• Tasks:
1/ In the rows starting at the first one and ending at the row that contains "вертому выходам распределителя", replace "Bar" with "Rectangle" and leave everything else unchanged.
2/ Continue the article about Project Pangarap from its last sentence.
#### Extracted text ####
Tracing the steps of Project Pangarap- I Dare You to Dream
It started 5 years ago, when a group of SMU students decide to embark on a trip to the Philippines to witness the work of GK. Today, preparations for the 5th installment of Project Pangarap is underway and GK Manggahan-Kawayanan (GK-MK) will be welcoming fresh blood into their home this December.
“We were inspired. Now, we want to inspire too,” says Edgar Ang, 22, one of the leaders of Project Pangarap 2012 (PP12). Edgar joined Project Pangarap in 2011 as a team member and had an amazing experience in the village. To have the opportunity to return again as a leader, he hopes to share his experience with a new group of people, as well as to see the community with new eyes.
Edgar, middle, with Prince, left and Paulo, right, two of the children in GK-MK
It was not all smooth-sailing for Project Pangarap. In 2010, the team had prepared to visit a different village in Sorsogon that was located in the danger zone when a volcanic eruption occurred a week before their departure. With a twist of fate, the team got allocated to serve in GK-MK instead. “It was a test of flexibility,” says Tan Jia Hui, 21, a member of Project Pangarap 2010, “our fundraising plans, beneficiaries and location, and project objectives are but a few of the initial changes we had to quickly adjust to despite the short notice”.
#### Data excerpts ####
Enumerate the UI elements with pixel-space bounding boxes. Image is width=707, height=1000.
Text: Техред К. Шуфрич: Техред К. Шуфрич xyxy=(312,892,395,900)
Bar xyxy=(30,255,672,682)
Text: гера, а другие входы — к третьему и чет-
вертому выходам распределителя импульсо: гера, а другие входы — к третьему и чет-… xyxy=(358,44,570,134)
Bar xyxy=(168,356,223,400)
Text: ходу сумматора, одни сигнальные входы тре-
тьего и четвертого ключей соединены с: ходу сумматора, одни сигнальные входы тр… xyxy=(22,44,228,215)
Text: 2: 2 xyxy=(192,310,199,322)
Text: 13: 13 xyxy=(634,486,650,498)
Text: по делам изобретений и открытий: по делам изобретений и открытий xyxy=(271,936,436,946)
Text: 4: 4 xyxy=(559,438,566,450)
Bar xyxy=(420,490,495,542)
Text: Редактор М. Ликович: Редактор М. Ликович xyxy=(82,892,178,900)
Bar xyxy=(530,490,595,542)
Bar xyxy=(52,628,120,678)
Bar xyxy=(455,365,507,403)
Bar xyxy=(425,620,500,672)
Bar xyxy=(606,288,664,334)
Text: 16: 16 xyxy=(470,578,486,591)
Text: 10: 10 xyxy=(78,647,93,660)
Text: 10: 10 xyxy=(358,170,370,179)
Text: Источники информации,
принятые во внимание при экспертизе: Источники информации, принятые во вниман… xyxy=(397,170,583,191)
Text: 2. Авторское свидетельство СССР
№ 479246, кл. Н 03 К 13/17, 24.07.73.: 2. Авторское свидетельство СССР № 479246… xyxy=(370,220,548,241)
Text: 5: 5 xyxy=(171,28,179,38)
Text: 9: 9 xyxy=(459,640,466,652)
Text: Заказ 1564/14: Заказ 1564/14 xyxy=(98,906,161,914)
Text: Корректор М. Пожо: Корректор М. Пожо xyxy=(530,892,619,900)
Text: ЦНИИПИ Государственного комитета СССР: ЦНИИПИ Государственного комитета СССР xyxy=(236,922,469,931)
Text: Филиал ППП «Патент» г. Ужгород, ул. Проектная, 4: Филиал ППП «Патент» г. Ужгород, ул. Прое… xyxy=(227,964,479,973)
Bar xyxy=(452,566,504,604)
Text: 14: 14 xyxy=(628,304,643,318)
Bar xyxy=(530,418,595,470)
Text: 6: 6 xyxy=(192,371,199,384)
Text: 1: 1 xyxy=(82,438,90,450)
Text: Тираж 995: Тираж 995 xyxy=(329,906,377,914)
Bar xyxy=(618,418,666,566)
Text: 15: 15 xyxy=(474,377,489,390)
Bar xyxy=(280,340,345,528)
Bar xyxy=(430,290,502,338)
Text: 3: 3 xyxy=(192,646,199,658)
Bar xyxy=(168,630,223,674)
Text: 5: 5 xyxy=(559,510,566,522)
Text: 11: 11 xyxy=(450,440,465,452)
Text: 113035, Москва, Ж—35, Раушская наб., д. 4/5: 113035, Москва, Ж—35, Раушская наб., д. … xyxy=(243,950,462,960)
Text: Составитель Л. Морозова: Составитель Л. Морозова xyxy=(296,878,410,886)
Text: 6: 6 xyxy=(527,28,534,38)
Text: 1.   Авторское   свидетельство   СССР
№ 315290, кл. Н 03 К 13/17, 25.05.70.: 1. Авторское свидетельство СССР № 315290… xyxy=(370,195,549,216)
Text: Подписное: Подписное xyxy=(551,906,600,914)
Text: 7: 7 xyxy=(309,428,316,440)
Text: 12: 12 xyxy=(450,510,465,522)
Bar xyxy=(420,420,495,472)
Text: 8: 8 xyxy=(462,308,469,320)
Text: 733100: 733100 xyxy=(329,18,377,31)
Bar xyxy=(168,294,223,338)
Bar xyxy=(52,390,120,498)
####
• Results:
1/
Enumerate the UI elements with pixel-space bounding boxes. Image is width=707, height=1000.
Text: Техред К. Шуфрич: Техред К. Шуфрич xyxy=(312,892,395,900)
Rectangle xyxy=(30,255,672,682)
Text: гера, а другие входы — к третьему и чет-
вертому выходам распределителя импульсо: гера, а другие входы — к третьему и чет-… xyxy=(358,44,570,134)

2/
Despite the hiccups, PP11 still saw the return of 6 of PP10’s members stepping up as part of the organizing committee. “It’s a commitment that needs to be consistently renewed and there are many people out there who deserve a better life and there is no poverty, there is only unequal distribution,” says Kok Yuling, 21, member of PP10 and leader of PP11. Our fellow volunteer friend poignantly captures the emphasis of sharing and caring within GK.
Yuling, right, with Mark from GK-MK
When asked to summarize their volunteering experience, Yuling says that “people who seemingly have so little can be contented with that and they have no qualms about sharingthat little (and all) that they have to make you feel welcome, which really taught me a lesson on how selfless giving can be.”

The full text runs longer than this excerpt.